══ Dataset entries ══

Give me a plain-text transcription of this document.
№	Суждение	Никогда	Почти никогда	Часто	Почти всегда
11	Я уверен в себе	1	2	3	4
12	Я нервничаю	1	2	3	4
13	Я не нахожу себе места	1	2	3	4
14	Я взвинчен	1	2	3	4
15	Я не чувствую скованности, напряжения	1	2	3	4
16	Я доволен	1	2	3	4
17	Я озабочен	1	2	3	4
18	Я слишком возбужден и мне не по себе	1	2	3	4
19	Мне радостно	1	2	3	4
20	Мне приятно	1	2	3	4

═══

◆ What you will do ◆
Write out every entry verbatim.

◆ Solution to the exercise ◆
Give me a plain-text transcription of this document.
№	Суждение	Никогда	Почти никогда	Часто	Почти всегда
11	Я уверен в себе	1	2	3	4
12	Я нервничаю	1	2	3	4
13	Я не нахожу себе места	1	2	3	4
14	Я взвинчен	1	2	3	4
15	Я не чувствую скованности, напряжения	1	2	3	4
16	Я доволен	1	2	3	4
17	Я озабочен	1	2	3	4
18	Я слишком возбужден и мне не по себе	1	2	3	4
19	Мне радостно	1	2	3	4
20	Мне приятно	1	2	3	4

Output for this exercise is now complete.